▸ Short problem: Leave every picture out and write out the records below exactly.

───── Raw records ─────

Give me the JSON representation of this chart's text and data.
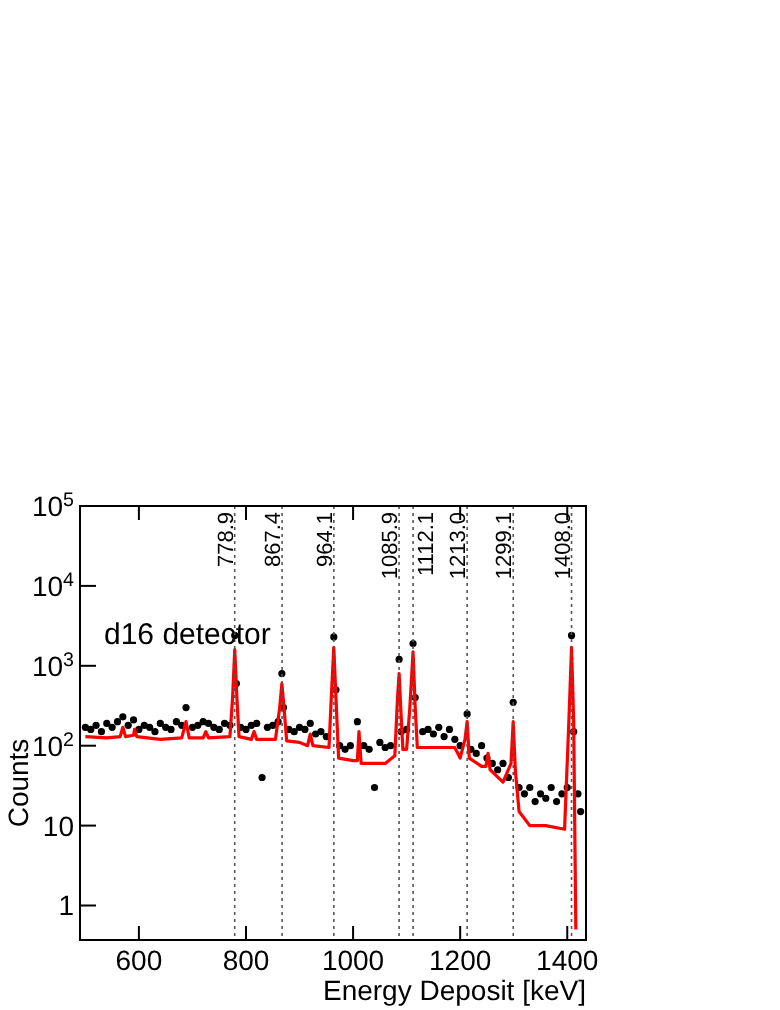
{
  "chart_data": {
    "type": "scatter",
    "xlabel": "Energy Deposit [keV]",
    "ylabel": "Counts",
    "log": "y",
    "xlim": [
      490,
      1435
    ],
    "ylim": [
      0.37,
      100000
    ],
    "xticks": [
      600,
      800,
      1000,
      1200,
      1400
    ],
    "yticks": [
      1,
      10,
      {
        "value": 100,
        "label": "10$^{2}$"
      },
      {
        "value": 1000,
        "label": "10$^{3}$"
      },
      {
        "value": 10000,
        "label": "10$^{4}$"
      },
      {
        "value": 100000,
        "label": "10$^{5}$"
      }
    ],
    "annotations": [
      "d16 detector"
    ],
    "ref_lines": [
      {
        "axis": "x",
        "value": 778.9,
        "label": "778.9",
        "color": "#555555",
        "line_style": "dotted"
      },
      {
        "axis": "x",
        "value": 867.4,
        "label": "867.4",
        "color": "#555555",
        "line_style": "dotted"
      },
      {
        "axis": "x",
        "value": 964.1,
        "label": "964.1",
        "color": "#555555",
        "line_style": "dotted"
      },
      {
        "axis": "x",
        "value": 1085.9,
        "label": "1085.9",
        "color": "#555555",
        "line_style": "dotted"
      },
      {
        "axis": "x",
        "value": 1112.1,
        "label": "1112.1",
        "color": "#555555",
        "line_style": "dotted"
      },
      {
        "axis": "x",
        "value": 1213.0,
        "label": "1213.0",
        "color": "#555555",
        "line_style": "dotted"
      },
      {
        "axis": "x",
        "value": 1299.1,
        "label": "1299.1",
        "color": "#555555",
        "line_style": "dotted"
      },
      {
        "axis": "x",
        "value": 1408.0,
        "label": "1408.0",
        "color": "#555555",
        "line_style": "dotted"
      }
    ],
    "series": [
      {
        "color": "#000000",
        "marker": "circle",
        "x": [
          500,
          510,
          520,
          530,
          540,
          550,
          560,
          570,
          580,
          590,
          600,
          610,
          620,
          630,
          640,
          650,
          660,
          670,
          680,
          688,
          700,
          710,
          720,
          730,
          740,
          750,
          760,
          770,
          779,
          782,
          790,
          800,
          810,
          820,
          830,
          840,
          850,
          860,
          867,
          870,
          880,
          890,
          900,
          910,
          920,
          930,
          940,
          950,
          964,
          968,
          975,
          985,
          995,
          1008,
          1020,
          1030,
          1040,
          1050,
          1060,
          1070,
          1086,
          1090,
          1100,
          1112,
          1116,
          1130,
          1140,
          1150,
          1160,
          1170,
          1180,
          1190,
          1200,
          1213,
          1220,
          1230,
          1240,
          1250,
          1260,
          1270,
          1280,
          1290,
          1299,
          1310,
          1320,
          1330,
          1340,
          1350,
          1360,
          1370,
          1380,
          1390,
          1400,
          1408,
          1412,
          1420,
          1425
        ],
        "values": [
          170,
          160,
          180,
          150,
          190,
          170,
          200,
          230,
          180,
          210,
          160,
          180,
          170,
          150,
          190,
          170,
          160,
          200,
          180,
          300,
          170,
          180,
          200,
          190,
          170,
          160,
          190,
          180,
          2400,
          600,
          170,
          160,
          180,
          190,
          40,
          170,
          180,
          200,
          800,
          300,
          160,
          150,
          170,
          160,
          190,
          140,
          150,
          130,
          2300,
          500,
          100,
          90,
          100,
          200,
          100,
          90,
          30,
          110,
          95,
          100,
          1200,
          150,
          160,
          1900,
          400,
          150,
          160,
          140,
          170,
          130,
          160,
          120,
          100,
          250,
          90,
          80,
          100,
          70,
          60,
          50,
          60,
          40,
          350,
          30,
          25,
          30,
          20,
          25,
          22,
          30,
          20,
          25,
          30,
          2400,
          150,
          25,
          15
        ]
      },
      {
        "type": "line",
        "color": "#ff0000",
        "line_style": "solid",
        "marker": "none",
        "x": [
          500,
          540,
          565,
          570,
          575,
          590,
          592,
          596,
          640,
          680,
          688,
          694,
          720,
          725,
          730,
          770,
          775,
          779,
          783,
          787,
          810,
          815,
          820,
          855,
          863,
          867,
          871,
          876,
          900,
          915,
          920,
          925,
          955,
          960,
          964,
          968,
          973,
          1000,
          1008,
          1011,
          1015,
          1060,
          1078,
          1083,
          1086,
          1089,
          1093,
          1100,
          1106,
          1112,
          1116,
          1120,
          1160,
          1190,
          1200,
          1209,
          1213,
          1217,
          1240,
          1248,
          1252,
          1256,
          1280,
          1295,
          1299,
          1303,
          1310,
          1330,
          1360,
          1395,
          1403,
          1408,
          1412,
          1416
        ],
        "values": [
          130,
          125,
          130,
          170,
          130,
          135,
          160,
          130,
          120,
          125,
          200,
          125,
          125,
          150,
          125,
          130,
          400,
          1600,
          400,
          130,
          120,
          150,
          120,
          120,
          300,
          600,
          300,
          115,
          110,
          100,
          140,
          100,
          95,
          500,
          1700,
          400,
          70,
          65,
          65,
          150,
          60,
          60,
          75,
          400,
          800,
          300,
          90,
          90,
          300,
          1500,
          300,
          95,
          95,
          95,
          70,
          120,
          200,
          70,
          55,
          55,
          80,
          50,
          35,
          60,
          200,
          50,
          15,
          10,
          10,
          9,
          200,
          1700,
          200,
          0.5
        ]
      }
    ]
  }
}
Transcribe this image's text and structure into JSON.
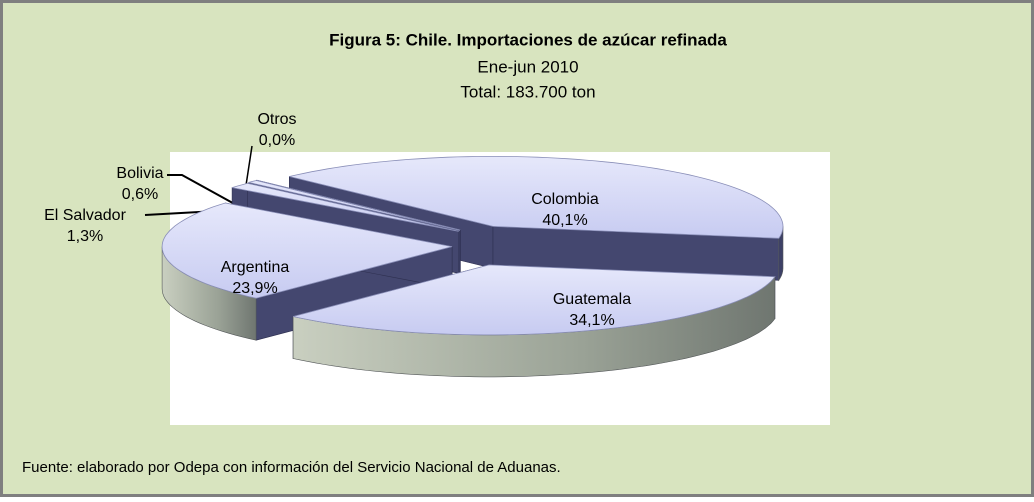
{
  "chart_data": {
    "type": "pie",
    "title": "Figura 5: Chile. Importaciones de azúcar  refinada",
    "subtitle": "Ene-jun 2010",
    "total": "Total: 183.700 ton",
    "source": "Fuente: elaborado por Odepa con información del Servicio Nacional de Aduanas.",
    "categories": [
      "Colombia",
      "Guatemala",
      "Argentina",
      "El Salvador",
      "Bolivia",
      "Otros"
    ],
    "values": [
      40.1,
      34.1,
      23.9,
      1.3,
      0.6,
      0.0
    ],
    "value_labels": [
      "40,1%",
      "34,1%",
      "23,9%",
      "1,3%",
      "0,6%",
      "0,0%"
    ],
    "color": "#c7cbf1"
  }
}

─────

▸ Expected answer:
Give me the JSON representation of this chart's text and data.
{
  "chart_data": {
    "type": "scatter",
    "xlabel": "Energy Deposit [keV]",
    "ylabel": "Counts",
    "log": "y",
    "xlim": [
      490,
      1435
    ],
    "ylim": [
      0.37,
      100000
    ],
    "xticks": [
      600,
      800,
      1000,
      1200,
      1400
    ],
    "yticks": [
      1,
      10,
      {
        "value": 100,
        "label": "10$^{2}$"
      },
      {
        "value": 1000,
        "label": "10$^{3}$"
      },
      {
        "value": 10000,
        "label": "10$^{4}$"
      },
      {
        "value": 100000,
        "label": "10$^{5}$"
      }
    ],
    "annotations": [
      "d16 detector"
    ],
    "ref_lines": [
      {
        "axis": "x",
        "value": 778.9,
        "label": "778.9",
        "color": "#555555",
        "line_style": "dotted"
      },
      {
        "axis": "x",
        "value": 867.4,
        "label": "867.4",
        "color": "#555555",
        "line_style": "dotted"
      },
      {
        "axis": "x",
        "value": 964.1,
        "label": "964.1",
        "color": "#555555",
        "line_style": "dotted"
      },
      {
        "axis": "x",
        "value": 1085.9,
        "label": "1085.9",
        "color": "#555555",
        "line_style": "dotted"
      },
      {
        "axis": "x",
        "value": 1112.1,
        "label": "1112.1",
        "color": "#555555",
        "line_style": "dotted"
      },
      {
        "axis": "x",
        "value": 1213.0,
        "label": "1213.0",
        "color": "#555555",
        "line_style": "dotted"
      },
      {
        "axis": "x",
        "value": 1299.1,
        "label": "1299.1",
        "color": "#555555",
        "line_style": "dotted"
      },
      {
        "axis": "x",
        "value": 1408.0,
        "label": "1408.0",
        "color": "#555555",
        "line_style": "dotted"
      }
    ],
    "series": [
      {
        "color": "#000000",
        "marker": "circle",
        "x": [
          500,
          510,
          520,
          530,
          540,
          550,
          560,
          570,
          580,
          590,
          600,
          610,
          620,
          630,
          640,
          650,
          660,
          670,
          680,
          688,
          700,
          710,
          720,
          730,
          740,
          750,
          760,
          770,
          779,
          782,
          790,
          800,
          810,
          820,
          830,
          840,
          850,
          860,
          867,
          870,
          880,
          890,
          900,
          910,
          920,
          930,
          940,
          950,
          964,
          968,
          975,
          985,
          995,
          1008,
          1020,
          1030,
          1040,
          1050,
          1060,
          1070,
          1086,
          1090,
          1100,
          1112,
          1116,
          1130,
          1140,
          1150,
          1160,
          1170,
          1180,
          1190,
          1200,
          1213,
          1220,
          1230,
          1240,
          1250,
          1260,
          1270,
          1280,
          1290,
          1299,
          1310,
          1320,
          1330,
          1340,
          1350,
          1360,
          1370,
          1380,
          1390,
          1400,
          1408,
          1412,
          1420,
          1425
        ],
        "values": [
          170,
          160,
          180,
          150,
          190,
          170,
          200,
          230,
          180,
          210,
          160,
          180,
          170,
          150,
          190,
          170,
          160,
          200,
          180,
          300,
          170,
          180,
          200,
          190,
          170,
          160,
          190,
          180,
          2400,
          600,
          170,
          160,
          180,
          190,
          40,
          170,
          180,
          200,
          800,
          300,
          160,
          150,
          170,
          160,
          190,
          140,
          150,
          130,
          2300,
          500,
          100,
          90,
          100,
          200,
          100,
          90,
          30,
          110,
          95,
          100,
          1200,
          150,
          160,
          1900,
          400,
          150,
          160,
          140,
          170,
          130,
          160,
          120,
          100,
          250,
          90,
          80,
          100,
          70,
          60,
          50,
          60,
          40,
          350,
          30,
          25,
          30,
          20,
          25,
          22,
          30,
          20,
          25,
          30,
          2400,
          150,
          25,
          15
        ]
      },
      {
        "type": "line",
        "color": "#ff0000",
        "line_style": "solid",
        "marker": "none",
        "x": [
          500,
          540,
          565,
          570,
          575,
          590,
          592,
          596,
          640,
          680,
          688,
          694,
          720,
          725,
          730,
          770,
          775,
          779,
          783,
          787,
          810,
          815,
          820,
          855,
          863,
          867,
          871,
          876,
          900,
          915,
          920,
          925,
          955,
          960,
          964,
          968,
          973,
          1000,
          1008,
          1011,
          1015,
          1060,
          1078,
          1083,
          1086,
          1089,
          1093,
          1100,
          1106,
          1112,
          1116,
          1120,
          1160,
          1190,
          1200,
          1209,
          1213,
          1217,
          1240,
          1248,
          1252,
          1256,
          1280,
          1295,
          1299,
          1303,
          1310,
          1330,
          1360,
          1395,
          1403,
          1408,
          1412,
          1416
        ],
        "values": [
          130,
          125,
          130,
          170,
          130,
          135,
          160,
          130,
          120,
          125,
          200,
          125,
          125,
          150,
          125,
          130,
          400,
          1600,
          400,
          130,
          120,
          150,
          120,
          120,
          300,
          600,
          300,
          115,
          110,
          100,
          140,
          100,
          95,
          500,
          1700,
          400,
          70,
          65,
          65,
          150,
          60,
          60,
          75,
          400,
          800,
          300,
          90,
          90,
          300,
          1500,
          300,
          95,
          95,
          95,
          70,
          120,
          200,
          70,
          55,
          55,
          80,
          50,
          35,
          60,
          200,
          50,
          15,
          10,
          10,
          9,
          200,
          1700,
          200,
          0.5
        ]
      }
    ]
  }
}
Transcribe this image's text and structure into JSON.
{
  "chart_data": {
    "type": "pie",
    "title": "Figura 5: Chile. Importaciones de azúcar  refinada",
    "subtitle": "Ene-jun 2010",
    "total": "Total: 183.700 ton",
    "source": "Fuente: elaborado por Odepa con información del Servicio Nacional de Aduanas.",
    "categories": [
      "Colombia",
      "Guatemala",
      "Argentina",
      "El Salvador",
      "Bolivia",
      "Otros"
    ],
    "values": [
      40.1,
      34.1,
      23.9,
      1.3,
      0.6,
      0.0
    ],
    "value_labels": [
      "40,1%",
      "34,1%",
      "23,9%",
      "1,3%",
      "0,6%",
      "0,0%"
    ],
    "color": "#c7cbf1"
  }
}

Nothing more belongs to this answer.